[start of DATA SUPPLIED]

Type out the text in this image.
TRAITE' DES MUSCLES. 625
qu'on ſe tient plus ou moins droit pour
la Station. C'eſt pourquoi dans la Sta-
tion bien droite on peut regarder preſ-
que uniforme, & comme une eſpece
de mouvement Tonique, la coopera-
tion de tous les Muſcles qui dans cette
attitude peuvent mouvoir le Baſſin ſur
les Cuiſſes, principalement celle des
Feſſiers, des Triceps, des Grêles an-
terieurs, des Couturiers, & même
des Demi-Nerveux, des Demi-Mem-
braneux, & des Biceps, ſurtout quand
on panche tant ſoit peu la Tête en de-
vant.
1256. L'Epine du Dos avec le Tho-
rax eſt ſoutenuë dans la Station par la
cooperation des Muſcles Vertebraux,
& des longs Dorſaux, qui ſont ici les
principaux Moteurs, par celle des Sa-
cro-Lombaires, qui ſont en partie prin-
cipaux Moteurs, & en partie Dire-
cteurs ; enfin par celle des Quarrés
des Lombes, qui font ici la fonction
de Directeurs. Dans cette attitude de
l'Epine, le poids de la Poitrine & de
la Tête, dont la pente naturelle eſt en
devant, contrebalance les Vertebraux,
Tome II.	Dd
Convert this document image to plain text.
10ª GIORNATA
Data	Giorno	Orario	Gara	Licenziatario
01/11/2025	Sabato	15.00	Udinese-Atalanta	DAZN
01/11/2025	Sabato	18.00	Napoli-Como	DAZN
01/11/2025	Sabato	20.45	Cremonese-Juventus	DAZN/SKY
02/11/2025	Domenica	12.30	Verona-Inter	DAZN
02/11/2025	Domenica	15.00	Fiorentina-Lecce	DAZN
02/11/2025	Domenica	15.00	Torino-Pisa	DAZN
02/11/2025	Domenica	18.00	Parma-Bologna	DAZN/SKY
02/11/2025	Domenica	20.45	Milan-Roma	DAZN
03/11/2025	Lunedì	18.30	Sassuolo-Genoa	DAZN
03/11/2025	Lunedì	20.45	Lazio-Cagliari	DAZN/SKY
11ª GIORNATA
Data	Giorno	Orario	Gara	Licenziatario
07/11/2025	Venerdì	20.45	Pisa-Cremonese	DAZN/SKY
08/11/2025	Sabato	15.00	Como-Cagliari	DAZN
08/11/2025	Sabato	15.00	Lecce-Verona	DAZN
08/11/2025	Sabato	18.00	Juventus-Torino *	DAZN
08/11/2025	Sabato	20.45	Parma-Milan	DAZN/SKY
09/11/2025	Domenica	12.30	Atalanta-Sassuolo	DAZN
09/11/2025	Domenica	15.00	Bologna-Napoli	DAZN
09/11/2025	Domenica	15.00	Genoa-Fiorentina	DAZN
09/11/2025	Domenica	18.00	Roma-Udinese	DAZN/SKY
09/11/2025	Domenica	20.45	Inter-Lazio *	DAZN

[end of DATA SUPPLIED]

> **OBJECTIVE**
Reproduce every line of the material above exactly.

> **SOLUTION TO THIS TASK**
Type out the text in this image.
TRAITE' DES MUSCLES. 625
qu'on ſe tient plus ou moins droit pour
la Station. C'eſt pourquoi dans la Sta-
tion bien droite on peut regarder preſ-
que uniforme, & comme une eſpece
de mouvement Tonique, la coopera-
tion de tous les Muſcles qui dans cette
attitude peuvent mouvoir le Baſſin ſur
les Cuiſſes, principalement celle des
Feſſiers, des Triceps, des Grêles an-
terieurs, des Couturiers, & même
des Demi-Nerveux, des Demi-Mem-
braneux, & des Biceps, ſurtout quand
on panche tant ſoit peu la Tête en de-
vant.
1256. L'Epine du Dos avec le Tho-
rax eſt ſoutenuë dans la Station par la
cooperation des Muſcles Vertebraux,
& des longs Dorſaux, qui ſont ici les
principaux Moteurs, par celle des Sa-
cro-Lombaires, qui ſont en partie prin-
cipaux Moteurs, & en partie Dire-
cteurs ; enfin par celle des Quarrés
des Lombes, qui font ici la fonction
de Directeurs. Dans cette attitude de
l'Epine, le poids de la Poitrine & de
la Tête, dont la pente naturelle eſt en
devant, contrebalance les Vertebraux,
Tome II.	Dd
Convert this document image to plain text.
10ª GIORNATA
Data	Giorno	Orario	Gara	Licenziatario
01/11/2025	Sabato	15.00	Udinese-Atalanta	DAZN
01/11/2025	Sabato	18.00	Napoli-Como	DAZN
01/11/2025	Sabato	20.45	Cremonese-Juventus	DAZN/SKY
02/11/2025	Domenica	12.30	Verona-Inter	DAZN
02/11/2025	Domenica	15.00	Fiorentina-Lecce	DAZN
02/11/2025	Domenica	15.00	Torino-Pisa	DAZN
02/11/2025	Domenica	18.00	Parma-Bologna	DAZN/SKY
02/11/2025	Domenica	20.45	Milan-Roma	DAZN
03/11/2025	Lunedì	18.30	Sassuolo-Genoa	DAZN
03/11/2025	Lunedì	20.45	Lazio-Cagliari	DAZN/SKY
11ª GIORNATA
Data	Giorno	Orario	Gara	Licenziatario
07/11/2025	Venerdì	20.45	Pisa-Cremonese	DAZN/SKY
08/11/2025	Sabato	15.00	Como-Cagliari	DAZN
08/11/2025	Sabato	15.00	Lecce-Verona	DAZN
08/11/2025	Sabato	18.00	Juventus-Torino *	DAZN
08/11/2025	Sabato	20.45	Parma-Milan	DAZN/SKY
09/11/2025	Domenica	12.30	Atalanta-Sassuolo	DAZN
09/11/2025	Domenica	15.00	Bologna-Napoli	DAZN
09/11/2025	Domenica	15.00	Genoa-Fiorentina	DAZN
09/11/2025	Domenica	18.00	Roma-Udinese	DAZN/SKY
09/11/2025	Domenica	20.45	Inter-Lazio *	DAZN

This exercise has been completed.